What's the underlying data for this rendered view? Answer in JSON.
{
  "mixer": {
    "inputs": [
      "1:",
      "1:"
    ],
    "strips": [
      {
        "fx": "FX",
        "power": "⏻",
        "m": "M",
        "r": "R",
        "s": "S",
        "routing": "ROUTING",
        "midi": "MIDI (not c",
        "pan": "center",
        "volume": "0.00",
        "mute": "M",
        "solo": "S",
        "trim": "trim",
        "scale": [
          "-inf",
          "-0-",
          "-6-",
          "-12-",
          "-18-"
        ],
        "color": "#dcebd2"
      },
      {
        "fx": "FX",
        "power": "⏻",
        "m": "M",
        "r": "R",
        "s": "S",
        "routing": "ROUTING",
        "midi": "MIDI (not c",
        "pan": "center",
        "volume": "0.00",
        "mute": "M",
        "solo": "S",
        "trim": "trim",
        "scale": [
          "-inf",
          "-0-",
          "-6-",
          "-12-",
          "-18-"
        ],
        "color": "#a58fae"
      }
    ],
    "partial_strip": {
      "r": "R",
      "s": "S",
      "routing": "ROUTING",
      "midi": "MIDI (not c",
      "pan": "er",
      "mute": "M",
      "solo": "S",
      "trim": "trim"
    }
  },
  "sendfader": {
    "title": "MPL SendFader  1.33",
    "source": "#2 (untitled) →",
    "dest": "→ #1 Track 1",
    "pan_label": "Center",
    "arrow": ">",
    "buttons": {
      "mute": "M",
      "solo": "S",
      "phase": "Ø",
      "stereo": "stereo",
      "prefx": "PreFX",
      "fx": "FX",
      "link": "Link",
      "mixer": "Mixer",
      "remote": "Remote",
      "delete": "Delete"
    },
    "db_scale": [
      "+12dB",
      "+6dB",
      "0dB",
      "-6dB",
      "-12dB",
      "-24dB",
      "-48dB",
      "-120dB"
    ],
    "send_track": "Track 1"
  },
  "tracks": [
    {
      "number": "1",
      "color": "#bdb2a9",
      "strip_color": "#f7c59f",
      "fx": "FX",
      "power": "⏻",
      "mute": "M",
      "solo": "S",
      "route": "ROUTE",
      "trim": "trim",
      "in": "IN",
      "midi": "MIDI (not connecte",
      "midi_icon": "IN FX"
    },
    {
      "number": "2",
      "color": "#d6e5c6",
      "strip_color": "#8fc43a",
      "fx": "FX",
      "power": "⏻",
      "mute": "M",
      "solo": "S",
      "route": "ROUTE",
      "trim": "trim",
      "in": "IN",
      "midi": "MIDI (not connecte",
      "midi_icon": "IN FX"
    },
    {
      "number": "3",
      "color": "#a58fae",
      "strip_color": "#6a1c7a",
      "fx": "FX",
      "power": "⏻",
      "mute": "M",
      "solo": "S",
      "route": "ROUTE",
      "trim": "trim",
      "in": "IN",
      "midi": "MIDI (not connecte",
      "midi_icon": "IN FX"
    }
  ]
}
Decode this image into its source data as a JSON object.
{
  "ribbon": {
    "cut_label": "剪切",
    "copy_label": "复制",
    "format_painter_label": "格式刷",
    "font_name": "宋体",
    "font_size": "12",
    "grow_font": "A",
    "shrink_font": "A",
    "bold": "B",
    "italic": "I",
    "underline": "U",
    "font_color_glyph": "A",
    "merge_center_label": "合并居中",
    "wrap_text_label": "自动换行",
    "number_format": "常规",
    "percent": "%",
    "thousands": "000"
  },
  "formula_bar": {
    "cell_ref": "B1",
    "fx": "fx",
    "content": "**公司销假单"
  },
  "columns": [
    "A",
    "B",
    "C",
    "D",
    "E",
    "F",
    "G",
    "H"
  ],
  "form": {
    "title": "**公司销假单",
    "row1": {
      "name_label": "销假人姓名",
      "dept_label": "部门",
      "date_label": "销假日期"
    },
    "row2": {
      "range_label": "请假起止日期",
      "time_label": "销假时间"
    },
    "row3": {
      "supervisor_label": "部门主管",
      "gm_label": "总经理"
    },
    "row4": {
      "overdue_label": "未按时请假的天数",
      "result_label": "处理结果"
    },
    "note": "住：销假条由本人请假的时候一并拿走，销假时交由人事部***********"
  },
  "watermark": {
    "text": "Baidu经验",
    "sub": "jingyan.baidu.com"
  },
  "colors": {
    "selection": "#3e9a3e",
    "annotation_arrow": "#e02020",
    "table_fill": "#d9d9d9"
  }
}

[Exercise] Retype all the material above precisely, with no line left out.

[Solution to this exercise]
What's the underlying data for this rendered view? Answer in JSON.
{
  "mixer": {
    "inputs": [
      "1:",
      "1:"
    ],
    "strips": [
      {
        "fx": "FX",
        "power": "⏻",
        "m": "M",
        "r": "R",
        "s": "S",
        "routing": "ROUTING",
        "midi": "MIDI (not c",
        "pan": "center",
        "volume": "0.00",
        "mute": "M",
        "solo": "S",
        "trim": "trim",
        "scale": [
          "-inf",
          "-0-",
          "-6-",
          "-12-",
          "-18-"
        ],
        "color": "#dcebd2"
      },
      {
        "fx": "FX",
        "power": "⏻",
        "m": "M",
        "r": "R",
        "s": "S",
        "routing": "ROUTING",
        "midi": "MIDI (not c",
        "pan": "center",
        "volume": "0.00",
        "mute": "M",
        "solo": "S",
        "trim": "trim",
        "scale": [
          "-inf",
          "-0-",
          "-6-",
          "-12-",
          "-18-"
        ],
        "color": "#a58fae"
      }
    ],
    "partial_strip": {
      "r": "R",
      "s": "S",
      "routing": "ROUTING",
      "midi": "MIDI (not c",
      "pan": "er",
      "mute": "M",
      "solo": "S",
      "trim": "trim"
    }
  },
  "sendfader": {
    "title": "MPL SendFader  1.33",
    "source": "#2 (untitled) →",
    "dest": "→ #1 Track 1",
    "pan_label": "Center",
    "arrow": ">",
    "buttons": {
      "mute": "M",
      "solo": "S",
      "phase": "Ø",
      "stereo": "stereo",
      "prefx": "PreFX",
      "fx": "FX",
      "link": "Link",
      "mixer": "Mixer",
      "remote": "Remote",
      "delete": "Delete"
    },
    "db_scale": [
      "+12dB",
      "+6dB",
      "0dB",
      "-6dB",
      "-12dB",
      "-24dB",
      "-48dB",
      "-120dB"
    ],
    "send_track": "Track 1"
  },
  "tracks": [
    {
      "number": "1",
      "color": "#bdb2a9",
      "strip_color": "#f7c59f",
      "fx": "FX",
      "power": "⏻",
      "mute": "M",
      "solo": "S",
      "route": "ROUTE",
      "trim": "trim",
      "in": "IN",
      "midi": "MIDI (not connecte",
      "midi_icon": "IN FX"
    },
    {
      "number": "2",
      "color": "#d6e5c6",
      "strip_color": "#8fc43a",
      "fx": "FX",
      "power": "⏻",
      "mute": "M",
      "solo": "S",
      "route": "ROUTE",
      "trim": "trim",
      "in": "IN",
      "midi": "MIDI (not connecte",
      "midi_icon": "IN FX"
    },
    {
      "number": "3",
      "color": "#a58fae",
      "strip_color": "#6a1c7a",
      "fx": "FX",
      "power": "⏻",
      "mute": "M",
      "solo": "S",
      "route": "ROUTE",
      "trim": "trim",
      "in": "IN",
      "midi": "MIDI (not connecte",
      "midi_icon": "IN FX"
    }
  ]
}
Decode this image into its source data as a JSON object.
{
  "ribbon": {
    "cut_label": "剪切",
    "copy_label": "复制",
    "format_painter_label": "格式刷",
    "font_name": "宋体",
    "font_size": "12",
    "grow_font": "A",
    "shrink_font": "A",
    "bold": "B",
    "italic": "I",
    "underline": "U",
    "font_color_glyph": "A",
    "merge_center_label": "合并居中",
    "wrap_text_label": "自动换行",
    "number_format": "常规",
    "percent": "%",
    "thousands": "000"
  },
  "formula_bar": {
    "cell_ref": "B1",
    "fx": "fx",
    "content": "**公司销假单"
  },
  "columns": [
    "A",
    "B",
    "C",
    "D",
    "E",
    "F",
    "G",
    "H"
  ],
  "form": {
    "title": "**公司销假单",
    "row1": {
      "name_label": "销假人姓名",
      "dept_label": "部门",
      "date_label": "销假日期"
    },
    "row2": {
      "range_label": "请假起止日期",
      "time_label": "销假时间"
    },
    "row3": {
      "supervisor_label": "部门主管",
      "gm_label": "总经理"
    },
    "row4": {
      "overdue_label": "未按时请假的天数",
      "result_label": "处理结果"
    },
    "note": "住：销假条由本人请假的时候一并拿走，销假时交由人事部***********"
  },
  "watermark": {
    "text": "Baidu经验",
    "sub": "jingyan.baidu.com"
  },
  "colors": {
    "selection": "#3e9a3e",
    "annotation_arrow": "#e02020",
    "table_fill": "#d9d9d9"
  }
}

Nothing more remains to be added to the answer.